── THE INPUT ──
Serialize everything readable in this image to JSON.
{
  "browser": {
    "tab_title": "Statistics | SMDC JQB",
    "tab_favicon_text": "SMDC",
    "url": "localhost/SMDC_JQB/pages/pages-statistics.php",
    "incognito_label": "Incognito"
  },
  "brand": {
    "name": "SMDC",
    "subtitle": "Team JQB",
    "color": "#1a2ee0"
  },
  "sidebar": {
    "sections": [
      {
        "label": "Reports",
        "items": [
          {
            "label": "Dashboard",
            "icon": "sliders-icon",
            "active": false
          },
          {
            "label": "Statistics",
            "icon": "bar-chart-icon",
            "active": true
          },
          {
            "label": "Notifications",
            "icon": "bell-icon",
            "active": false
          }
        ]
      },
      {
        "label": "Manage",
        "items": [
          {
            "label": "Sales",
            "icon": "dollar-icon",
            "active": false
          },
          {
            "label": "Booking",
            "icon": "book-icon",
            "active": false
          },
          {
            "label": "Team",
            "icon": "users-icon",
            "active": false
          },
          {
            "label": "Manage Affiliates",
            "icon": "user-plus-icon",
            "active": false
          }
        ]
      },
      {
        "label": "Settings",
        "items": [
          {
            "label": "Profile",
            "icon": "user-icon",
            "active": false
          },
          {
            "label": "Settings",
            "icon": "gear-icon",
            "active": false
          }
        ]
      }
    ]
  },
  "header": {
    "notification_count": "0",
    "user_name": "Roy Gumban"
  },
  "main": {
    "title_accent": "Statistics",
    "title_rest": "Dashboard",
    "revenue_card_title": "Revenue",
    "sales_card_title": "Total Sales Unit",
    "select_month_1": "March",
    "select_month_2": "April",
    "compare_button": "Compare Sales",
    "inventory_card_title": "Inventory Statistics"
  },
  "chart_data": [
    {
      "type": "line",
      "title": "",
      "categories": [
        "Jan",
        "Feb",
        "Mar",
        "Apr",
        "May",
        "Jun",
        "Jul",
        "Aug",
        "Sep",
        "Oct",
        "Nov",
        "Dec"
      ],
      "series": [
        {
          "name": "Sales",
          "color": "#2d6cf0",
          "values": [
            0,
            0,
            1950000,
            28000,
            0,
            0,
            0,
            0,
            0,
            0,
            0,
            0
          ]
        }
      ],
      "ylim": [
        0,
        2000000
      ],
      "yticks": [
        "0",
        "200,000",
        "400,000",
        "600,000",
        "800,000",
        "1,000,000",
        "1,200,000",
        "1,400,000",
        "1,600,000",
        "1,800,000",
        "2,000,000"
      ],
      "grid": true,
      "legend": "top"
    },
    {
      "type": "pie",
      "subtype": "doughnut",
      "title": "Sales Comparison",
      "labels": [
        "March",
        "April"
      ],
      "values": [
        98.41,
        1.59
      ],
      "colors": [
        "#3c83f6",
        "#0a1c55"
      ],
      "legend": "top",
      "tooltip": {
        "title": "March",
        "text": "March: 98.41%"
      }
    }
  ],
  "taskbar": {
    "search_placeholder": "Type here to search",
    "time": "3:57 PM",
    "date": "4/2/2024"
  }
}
───
### WHAT TO PRODUCE:
Copy out every entry again, exactly as it was given.

### EXERCISE RESPONSE:
Serialize everything readable in this image to JSON.
{
  "browser": {
    "tab_title": "Statistics | SMDC JQB",
    "tab_favicon_text": "SMDC",
    "url": "localhost/SMDC_JQB/pages/pages-statistics.php",
    "incognito_label": "Incognito"
  },
  "brand": {
    "name": "SMDC",
    "subtitle": "Team JQB",
    "color": "#1a2ee0"
  },
  "sidebar": {
    "sections": [
      {
        "label": "Reports",
        "items": [
          {
            "label": "Dashboard",
            "icon": "sliders-icon",
            "active": false
          },
          {
            "label": "Statistics",
            "icon": "bar-chart-icon",
            "active": true
          },
          {
            "label": "Notifications",
            "icon": "bell-icon",
            "active": false
          }
        ]
      },
      {
        "label": "Manage",
        "items": [
          {
            "label": "Sales",
            "icon": "dollar-icon",
            "active": false
          },
          {
            "label": "Booking",
            "icon": "book-icon",
            "active": false
          },
          {
            "label": "Team",
            "icon": "users-icon",
            "active": false
          },
          {
            "label": "Manage Affiliates",
            "icon": "user-plus-icon",
            "active": false
          }
        ]
      },
      {
        "label": "Settings",
        "items": [
          {
            "label": "Profile",
            "icon": "user-icon",
            "active": false
          },
          {
            "label": "Settings",
            "icon": "gear-icon",
            "active": false
          }
        ]
      }
    ]
  },
  "header": {
    "notification_count": "0",
    "user_name": "Roy Gumban"
  },
  "main": {
    "title_accent": "Statistics",
    "title_rest": "Dashboard",
    "revenue_card_title": "Revenue",
    "sales_card_title": "Total Sales Unit",
    "select_month_1": "March",
    "select_month_2": "April",
    "compare_button": "Compare Sales",
    "inventory_card_title": "Inventory Statistics"
  },
  "chart_data": [
    {
      "type": "line",
      "title": "",
      "categories": [
        "Jan",
        "Feb",
        "Mar",
        "Apr",
        "May",
        "Jun",
        "Jul",
        "Aug",
        "Sep",
        "Oct",
        "Nov",
        "Dec"
      ],
      "series": [
        {
          "name": "Sales",
          "color": "#2d6cf0",
          "values": [
            0,
            0,
            1950000,
            28000,
            0,
            0,
            0,
            0,
            0,
            0,
            0,
            0
          ]
        }
      ],
      "ylim": [
        0,
        2000000
      ],
      "yticks": [
        "0",
        "200,000",
        "400,000",
        "600,000",
        "800,000",
        "1,000,000",
        "1,200,000",
        "1,400,000",
        "1,600,000",
        "1,800,000",
        "2,000,000"
      ],
      "grid": true,
      "legend": "top"
    },
    {
      "type": "pie",
      "subtype": "doughnut",
      "title": "Sales Comparison",
      "labels": [
        "March",
        "April"
      ],
      "values": [
        98.41,
        1.59
      ],
      "colors": [
        "#3c83f6",
        "#0a1c55"
      ],
      "legend": "top",
      "tooltip": {
        "title": "March",
        "text": "March: 98.41%"
      }
    }
  ],
  "taskbar": {
    "search_placeholder": "Type here to search",
    "time": "3:57 PM",
    "date": "4/2/2024"
  }
}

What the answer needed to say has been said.